**What the exercise asks:** Check each line of the listing for the word "shift" and give only the number of lines that have it.

**Information provided:**

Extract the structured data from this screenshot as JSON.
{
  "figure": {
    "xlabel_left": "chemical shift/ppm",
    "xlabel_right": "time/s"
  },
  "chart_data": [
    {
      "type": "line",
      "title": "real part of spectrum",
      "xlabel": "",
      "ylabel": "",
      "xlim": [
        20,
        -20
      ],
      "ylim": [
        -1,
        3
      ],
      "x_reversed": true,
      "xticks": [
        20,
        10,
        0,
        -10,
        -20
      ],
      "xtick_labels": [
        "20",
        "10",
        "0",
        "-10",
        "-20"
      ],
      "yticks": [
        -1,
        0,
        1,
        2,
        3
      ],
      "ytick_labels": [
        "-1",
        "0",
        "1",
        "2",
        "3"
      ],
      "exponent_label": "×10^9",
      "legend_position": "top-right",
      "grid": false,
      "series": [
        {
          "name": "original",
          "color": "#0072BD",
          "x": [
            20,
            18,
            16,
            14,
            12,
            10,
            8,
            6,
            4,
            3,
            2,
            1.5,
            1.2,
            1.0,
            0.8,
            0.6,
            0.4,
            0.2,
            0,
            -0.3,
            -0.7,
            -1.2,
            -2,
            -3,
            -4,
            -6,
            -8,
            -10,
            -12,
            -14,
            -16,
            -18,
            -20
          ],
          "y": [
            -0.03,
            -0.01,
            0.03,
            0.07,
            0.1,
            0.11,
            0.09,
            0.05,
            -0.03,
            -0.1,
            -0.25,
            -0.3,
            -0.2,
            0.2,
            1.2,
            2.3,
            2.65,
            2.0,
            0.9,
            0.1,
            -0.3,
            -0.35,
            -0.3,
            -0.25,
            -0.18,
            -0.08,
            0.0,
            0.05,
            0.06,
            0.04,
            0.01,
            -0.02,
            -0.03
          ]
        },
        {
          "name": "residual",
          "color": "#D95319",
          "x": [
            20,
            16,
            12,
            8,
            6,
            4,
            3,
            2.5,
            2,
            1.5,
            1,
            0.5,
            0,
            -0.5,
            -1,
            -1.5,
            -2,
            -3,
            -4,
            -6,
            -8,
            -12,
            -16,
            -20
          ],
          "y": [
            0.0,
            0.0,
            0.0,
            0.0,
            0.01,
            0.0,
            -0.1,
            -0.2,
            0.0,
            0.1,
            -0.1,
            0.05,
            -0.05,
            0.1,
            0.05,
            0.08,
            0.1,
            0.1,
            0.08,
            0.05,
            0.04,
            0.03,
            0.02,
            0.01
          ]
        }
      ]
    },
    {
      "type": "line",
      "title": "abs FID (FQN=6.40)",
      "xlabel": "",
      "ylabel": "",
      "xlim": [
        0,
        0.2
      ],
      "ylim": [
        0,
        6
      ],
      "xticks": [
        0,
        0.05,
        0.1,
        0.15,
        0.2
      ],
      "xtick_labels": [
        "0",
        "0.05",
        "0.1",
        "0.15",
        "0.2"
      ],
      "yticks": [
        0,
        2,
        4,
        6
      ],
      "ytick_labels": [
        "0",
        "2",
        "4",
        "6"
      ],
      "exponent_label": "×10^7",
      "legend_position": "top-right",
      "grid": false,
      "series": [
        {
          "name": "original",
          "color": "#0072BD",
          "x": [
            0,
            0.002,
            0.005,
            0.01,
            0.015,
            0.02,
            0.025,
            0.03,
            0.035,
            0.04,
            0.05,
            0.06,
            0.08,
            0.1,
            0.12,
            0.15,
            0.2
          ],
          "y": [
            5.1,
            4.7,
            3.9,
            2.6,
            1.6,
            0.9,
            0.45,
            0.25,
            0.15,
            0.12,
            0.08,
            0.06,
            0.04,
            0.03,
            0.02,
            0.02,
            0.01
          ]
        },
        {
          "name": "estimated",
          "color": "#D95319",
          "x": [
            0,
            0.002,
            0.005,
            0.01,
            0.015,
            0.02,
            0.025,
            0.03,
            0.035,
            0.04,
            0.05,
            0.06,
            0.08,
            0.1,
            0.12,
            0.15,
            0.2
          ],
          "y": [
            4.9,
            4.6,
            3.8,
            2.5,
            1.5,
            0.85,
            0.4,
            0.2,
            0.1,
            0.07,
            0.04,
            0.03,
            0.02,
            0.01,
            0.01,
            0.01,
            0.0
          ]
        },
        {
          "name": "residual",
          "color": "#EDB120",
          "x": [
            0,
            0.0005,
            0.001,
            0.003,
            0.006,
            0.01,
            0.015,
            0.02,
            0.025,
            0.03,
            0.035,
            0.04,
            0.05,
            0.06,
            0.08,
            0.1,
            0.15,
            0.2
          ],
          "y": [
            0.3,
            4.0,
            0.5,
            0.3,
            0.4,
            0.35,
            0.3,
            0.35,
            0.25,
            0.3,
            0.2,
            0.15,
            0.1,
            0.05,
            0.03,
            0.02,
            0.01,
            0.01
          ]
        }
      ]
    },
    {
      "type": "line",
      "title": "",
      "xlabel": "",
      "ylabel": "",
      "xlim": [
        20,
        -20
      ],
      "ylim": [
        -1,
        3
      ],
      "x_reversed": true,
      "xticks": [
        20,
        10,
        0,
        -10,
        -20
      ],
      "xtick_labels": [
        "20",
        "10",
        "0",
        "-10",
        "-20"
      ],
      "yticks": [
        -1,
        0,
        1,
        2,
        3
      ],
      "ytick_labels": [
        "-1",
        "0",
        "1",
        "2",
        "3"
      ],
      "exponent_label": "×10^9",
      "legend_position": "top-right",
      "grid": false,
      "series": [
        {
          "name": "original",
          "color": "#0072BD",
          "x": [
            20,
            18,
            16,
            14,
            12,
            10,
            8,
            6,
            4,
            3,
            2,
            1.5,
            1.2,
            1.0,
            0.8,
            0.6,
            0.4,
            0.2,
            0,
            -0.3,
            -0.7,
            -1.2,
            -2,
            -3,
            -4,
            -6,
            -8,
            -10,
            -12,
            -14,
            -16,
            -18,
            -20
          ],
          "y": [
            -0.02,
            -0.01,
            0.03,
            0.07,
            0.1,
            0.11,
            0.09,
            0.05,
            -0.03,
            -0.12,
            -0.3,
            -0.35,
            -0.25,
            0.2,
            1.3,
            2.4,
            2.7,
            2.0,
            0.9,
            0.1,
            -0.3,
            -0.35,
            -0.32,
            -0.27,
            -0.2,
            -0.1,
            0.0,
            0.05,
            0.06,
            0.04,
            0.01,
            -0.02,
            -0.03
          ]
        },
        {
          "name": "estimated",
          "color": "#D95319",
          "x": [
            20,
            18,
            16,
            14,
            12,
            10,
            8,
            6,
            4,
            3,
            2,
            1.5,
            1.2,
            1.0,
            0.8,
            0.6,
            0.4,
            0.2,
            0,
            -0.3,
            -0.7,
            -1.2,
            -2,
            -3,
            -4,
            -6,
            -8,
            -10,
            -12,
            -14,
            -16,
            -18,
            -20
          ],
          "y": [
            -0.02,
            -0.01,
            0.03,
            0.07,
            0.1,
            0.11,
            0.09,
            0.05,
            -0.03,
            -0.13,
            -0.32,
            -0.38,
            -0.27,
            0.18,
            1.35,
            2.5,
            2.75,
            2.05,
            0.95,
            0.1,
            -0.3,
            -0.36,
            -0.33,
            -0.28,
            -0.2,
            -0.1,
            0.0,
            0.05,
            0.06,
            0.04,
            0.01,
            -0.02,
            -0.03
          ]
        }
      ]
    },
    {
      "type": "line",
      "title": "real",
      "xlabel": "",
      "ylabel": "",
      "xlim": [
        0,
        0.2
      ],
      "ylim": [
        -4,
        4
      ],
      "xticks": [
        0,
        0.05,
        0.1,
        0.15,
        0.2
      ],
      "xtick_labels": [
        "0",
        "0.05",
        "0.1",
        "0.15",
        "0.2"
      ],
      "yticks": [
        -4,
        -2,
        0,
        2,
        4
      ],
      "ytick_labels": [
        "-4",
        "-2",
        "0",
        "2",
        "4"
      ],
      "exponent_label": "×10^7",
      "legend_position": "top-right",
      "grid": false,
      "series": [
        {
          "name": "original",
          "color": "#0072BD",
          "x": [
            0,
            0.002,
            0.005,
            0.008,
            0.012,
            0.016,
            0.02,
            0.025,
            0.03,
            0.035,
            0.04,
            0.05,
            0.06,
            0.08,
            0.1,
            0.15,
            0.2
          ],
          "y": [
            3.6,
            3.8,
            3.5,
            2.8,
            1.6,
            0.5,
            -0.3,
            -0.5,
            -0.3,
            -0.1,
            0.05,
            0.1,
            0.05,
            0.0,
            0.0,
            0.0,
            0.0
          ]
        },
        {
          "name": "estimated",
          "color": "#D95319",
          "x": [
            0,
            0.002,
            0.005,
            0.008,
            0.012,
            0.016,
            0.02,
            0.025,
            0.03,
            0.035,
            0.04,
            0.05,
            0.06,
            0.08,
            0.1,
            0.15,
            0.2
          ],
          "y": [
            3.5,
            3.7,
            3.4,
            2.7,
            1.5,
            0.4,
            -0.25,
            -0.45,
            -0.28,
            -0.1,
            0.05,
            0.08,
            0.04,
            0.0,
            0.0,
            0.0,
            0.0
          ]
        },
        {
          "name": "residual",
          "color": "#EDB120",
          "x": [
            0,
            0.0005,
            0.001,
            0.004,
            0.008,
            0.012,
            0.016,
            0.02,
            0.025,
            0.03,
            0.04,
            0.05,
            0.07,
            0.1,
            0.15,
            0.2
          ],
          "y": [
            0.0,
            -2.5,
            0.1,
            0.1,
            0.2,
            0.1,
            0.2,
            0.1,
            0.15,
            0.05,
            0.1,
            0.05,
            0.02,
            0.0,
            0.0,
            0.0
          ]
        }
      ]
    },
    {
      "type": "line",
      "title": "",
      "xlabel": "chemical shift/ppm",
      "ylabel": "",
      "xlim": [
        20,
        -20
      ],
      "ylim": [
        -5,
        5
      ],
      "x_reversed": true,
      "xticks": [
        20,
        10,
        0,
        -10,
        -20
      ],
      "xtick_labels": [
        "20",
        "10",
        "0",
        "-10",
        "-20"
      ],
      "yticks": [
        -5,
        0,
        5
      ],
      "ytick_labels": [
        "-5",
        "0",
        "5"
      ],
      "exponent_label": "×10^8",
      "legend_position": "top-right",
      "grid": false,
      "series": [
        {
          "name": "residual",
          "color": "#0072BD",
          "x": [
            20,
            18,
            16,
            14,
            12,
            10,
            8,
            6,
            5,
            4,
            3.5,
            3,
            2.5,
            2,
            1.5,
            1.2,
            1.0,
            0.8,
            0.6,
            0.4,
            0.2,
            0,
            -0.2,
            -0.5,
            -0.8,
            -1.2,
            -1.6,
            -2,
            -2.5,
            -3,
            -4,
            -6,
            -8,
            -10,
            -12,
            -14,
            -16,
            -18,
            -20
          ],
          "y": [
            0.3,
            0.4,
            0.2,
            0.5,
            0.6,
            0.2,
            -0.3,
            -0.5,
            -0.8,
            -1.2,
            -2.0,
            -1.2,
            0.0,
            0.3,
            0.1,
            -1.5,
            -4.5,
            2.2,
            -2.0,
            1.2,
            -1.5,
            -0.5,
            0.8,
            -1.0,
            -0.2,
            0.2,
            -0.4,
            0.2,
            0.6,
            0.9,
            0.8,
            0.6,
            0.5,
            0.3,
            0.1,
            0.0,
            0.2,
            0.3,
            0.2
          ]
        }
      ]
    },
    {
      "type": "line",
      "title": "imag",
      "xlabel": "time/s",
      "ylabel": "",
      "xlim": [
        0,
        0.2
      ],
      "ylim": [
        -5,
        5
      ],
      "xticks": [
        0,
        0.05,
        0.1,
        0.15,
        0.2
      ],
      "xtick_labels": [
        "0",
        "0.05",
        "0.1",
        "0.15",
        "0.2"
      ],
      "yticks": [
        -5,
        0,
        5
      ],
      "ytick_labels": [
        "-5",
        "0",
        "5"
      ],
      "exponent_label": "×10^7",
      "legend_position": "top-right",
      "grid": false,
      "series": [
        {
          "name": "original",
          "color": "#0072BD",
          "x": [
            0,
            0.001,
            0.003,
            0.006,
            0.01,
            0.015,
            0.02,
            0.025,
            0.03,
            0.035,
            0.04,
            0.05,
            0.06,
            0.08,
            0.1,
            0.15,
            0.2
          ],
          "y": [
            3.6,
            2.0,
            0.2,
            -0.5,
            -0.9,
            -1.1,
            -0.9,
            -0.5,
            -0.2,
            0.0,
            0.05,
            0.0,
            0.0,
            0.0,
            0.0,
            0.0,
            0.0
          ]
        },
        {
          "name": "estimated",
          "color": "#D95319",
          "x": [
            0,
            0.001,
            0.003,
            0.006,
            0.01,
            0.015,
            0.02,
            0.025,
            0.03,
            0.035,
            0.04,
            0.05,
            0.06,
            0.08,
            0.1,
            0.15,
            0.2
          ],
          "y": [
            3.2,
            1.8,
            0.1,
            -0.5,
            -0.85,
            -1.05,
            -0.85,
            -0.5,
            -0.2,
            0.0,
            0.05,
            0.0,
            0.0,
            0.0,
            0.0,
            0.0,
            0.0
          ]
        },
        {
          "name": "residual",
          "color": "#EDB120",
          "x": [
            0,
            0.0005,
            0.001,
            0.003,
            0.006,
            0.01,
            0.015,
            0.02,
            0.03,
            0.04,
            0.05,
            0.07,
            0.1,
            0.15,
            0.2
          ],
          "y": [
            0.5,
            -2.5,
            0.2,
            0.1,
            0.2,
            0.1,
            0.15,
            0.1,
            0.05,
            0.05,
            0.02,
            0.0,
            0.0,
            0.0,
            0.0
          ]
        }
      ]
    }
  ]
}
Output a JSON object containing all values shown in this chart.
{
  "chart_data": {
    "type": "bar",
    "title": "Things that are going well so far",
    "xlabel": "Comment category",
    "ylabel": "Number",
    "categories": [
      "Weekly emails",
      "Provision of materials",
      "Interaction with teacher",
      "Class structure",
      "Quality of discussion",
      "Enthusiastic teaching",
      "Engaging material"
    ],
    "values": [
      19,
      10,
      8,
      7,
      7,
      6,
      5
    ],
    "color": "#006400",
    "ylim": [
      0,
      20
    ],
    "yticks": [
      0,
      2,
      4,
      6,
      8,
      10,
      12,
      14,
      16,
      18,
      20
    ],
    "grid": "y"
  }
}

**Complete answer:** 2